*Actions to take*:
1. Repeat the part of the sourdough rye passage from "About a quart" up to and including "with a towel.", word for word.
2. Reproduce the listing exactly, from its first line up to and including the line with "1417, 1126, 1456]", and give only those lines.

Sourdough Rye Bread Czech Style
In the 1870's the CB&Q railroad owned a lot of land in South East Nebraska and they sent agents over to Europe to find buyers for it. A lot that settled south west of Lincoln, my home town, were Czech, so I have had a lot of exposure to this type of cooking.

Talking with some of the local Czech Historians I have done some back engineering and came up with what we think is a recipe that would have been similar to what the Czech who settled here in South East Nebraska would have made, in the 1870's.

About a quart of sourdough starter
4 handfuls of rye flour
white flour (about 4 handfuls)
lump of lard about the size of a meduim chicken egg
1/2 handful of brown sugar
double pinch of caraway seed

Put the starter in a crock bowl the night before, stir in the brown sugar and a handful of white flour. Cover with a towel.

*Raw records*:
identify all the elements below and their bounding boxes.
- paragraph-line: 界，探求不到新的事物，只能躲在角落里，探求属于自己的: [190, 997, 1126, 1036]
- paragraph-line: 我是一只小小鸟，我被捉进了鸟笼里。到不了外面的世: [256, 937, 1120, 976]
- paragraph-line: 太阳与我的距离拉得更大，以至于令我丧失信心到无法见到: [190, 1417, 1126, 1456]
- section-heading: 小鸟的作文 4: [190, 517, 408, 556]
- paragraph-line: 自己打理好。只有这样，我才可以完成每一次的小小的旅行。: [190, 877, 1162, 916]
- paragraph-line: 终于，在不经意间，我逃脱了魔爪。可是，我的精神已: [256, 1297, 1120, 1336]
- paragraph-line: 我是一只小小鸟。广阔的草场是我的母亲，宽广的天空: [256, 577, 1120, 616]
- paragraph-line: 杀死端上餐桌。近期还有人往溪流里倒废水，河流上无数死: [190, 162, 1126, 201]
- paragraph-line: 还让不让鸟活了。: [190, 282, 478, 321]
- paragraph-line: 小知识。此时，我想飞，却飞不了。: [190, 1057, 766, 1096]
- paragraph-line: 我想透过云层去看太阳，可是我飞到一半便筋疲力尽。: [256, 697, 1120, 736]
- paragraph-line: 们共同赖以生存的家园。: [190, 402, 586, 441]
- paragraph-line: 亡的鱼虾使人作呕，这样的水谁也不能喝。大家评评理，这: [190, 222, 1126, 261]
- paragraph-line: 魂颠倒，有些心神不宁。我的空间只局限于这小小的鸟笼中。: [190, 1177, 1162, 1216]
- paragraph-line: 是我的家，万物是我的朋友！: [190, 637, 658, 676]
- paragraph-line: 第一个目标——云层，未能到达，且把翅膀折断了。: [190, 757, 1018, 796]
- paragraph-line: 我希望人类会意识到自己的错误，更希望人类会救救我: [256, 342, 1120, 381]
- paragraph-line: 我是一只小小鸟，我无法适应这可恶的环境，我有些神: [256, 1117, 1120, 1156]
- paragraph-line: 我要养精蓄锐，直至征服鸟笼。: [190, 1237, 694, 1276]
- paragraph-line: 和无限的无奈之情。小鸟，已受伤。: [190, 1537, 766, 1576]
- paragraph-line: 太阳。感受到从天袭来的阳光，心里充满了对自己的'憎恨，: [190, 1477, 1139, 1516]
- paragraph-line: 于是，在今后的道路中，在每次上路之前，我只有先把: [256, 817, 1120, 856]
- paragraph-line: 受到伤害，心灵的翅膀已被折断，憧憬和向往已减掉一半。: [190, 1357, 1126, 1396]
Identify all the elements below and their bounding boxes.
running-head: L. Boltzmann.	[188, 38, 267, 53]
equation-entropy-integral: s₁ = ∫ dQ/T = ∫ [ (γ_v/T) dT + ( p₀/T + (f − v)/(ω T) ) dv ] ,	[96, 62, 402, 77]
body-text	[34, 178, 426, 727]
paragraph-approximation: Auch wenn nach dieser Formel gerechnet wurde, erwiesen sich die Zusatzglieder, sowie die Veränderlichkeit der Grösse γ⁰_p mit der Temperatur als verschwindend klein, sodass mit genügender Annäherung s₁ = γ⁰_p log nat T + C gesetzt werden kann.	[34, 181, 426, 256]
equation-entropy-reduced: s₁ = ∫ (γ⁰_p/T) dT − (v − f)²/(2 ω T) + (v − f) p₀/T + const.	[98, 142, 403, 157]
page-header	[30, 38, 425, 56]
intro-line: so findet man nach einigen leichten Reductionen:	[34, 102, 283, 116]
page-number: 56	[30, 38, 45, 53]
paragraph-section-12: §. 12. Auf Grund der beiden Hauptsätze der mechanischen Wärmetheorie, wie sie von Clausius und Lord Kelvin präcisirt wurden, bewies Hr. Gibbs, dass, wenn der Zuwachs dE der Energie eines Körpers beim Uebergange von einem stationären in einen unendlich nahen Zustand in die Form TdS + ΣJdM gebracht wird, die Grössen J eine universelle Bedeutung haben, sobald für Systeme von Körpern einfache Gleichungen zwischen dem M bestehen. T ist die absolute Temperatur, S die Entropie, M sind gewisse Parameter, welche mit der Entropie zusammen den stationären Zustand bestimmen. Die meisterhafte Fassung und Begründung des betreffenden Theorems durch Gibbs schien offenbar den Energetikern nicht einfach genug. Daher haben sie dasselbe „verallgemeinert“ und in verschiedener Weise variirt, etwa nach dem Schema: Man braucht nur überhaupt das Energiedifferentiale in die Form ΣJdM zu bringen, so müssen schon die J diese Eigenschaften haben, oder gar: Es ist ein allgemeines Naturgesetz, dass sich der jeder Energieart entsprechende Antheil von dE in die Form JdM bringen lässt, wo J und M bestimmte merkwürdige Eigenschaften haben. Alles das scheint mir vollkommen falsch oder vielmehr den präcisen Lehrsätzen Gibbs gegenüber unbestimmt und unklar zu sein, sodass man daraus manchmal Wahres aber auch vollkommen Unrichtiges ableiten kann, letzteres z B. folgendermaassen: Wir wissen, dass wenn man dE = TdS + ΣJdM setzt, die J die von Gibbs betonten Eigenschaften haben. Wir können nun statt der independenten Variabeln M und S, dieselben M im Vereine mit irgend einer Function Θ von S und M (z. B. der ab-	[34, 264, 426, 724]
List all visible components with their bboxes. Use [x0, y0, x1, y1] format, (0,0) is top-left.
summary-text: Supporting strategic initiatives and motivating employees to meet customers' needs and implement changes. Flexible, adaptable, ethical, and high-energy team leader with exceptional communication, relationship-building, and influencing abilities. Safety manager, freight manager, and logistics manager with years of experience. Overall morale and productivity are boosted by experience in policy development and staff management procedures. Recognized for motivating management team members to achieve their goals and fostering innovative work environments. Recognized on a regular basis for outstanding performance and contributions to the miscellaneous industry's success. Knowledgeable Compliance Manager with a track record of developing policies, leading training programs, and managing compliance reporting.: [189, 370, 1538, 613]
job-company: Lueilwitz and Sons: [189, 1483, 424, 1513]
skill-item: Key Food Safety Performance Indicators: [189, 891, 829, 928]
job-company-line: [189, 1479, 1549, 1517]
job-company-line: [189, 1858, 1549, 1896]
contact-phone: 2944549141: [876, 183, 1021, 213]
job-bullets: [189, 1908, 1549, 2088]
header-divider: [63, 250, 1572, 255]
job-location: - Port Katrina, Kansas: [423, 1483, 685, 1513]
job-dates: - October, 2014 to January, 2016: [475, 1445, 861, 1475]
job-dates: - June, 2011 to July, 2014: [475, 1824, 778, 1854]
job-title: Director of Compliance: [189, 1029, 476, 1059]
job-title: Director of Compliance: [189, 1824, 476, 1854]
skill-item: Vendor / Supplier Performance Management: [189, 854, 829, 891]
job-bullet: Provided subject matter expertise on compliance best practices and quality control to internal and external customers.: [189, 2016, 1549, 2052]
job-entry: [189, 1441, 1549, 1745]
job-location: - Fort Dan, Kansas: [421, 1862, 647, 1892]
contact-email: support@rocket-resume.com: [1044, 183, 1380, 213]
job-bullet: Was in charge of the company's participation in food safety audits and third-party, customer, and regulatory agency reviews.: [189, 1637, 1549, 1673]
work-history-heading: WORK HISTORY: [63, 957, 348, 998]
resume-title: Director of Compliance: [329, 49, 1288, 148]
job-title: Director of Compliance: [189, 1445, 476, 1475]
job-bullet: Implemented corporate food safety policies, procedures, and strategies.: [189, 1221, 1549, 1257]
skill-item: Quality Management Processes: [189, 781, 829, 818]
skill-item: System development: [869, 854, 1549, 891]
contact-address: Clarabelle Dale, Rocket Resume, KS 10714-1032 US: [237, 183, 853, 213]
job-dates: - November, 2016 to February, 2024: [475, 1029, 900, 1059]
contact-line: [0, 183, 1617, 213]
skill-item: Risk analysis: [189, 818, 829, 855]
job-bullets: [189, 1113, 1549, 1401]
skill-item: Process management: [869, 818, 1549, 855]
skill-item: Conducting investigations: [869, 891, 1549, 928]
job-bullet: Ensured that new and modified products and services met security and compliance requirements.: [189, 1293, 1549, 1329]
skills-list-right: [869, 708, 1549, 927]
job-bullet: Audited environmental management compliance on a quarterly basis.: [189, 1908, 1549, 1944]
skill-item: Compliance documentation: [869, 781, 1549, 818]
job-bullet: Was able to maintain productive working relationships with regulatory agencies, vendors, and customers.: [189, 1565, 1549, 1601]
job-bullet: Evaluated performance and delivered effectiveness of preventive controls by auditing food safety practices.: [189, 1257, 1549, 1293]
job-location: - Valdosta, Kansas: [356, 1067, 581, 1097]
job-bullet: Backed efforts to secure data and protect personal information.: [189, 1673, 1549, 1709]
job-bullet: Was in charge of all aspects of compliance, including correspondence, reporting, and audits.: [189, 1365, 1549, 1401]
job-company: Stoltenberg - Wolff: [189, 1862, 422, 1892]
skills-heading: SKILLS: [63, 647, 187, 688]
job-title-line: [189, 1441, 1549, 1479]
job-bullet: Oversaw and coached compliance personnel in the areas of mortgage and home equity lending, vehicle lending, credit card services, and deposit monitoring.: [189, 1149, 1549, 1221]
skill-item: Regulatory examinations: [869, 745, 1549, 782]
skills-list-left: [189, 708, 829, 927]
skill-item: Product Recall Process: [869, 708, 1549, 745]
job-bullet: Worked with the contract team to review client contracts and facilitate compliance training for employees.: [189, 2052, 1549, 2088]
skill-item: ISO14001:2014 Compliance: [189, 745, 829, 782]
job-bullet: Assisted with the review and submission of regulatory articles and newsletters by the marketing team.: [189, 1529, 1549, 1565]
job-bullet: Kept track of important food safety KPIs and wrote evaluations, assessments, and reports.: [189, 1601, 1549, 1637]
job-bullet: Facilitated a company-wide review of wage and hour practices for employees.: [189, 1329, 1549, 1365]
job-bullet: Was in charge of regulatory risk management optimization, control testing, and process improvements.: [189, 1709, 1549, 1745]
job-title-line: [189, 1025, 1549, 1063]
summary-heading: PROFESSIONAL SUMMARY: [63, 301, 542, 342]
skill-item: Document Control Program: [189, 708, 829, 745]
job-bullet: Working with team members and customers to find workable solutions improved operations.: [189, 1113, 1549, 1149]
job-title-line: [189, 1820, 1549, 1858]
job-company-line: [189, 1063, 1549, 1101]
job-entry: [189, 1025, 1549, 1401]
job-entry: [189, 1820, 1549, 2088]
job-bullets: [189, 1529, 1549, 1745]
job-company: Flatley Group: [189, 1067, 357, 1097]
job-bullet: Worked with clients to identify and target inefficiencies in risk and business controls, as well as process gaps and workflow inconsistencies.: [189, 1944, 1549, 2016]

*Solutions*:
1.
About a quart of sourdough starter
4 handfuls of rye flour
white flour (about 4 handfuls)
lump of lard about the size of a meduim chicken egg
1/2 handful of brown sugar
double pinch of caraway seed

Put the starter in a crock bowl the night before, stir in the brown sugar and a handful of white flour. Cover with a towel.

2.
identify all the elements below and their bounding boxes.
- paragraph-line: 界，探求不到新的事物，只能躲在角落里，探求属于自己的: [190, 997, 1126, 1036]
- paragraph-line: 我是一只小小鸟，我被捉进了鸟笼里。到不了外面的世: [256, 937, 1120, 976]
- paragraph-line: 太阳与我的距离拉得更大，以至于令我丧失信心到无法见到: [190, 1417, 1126, 1456]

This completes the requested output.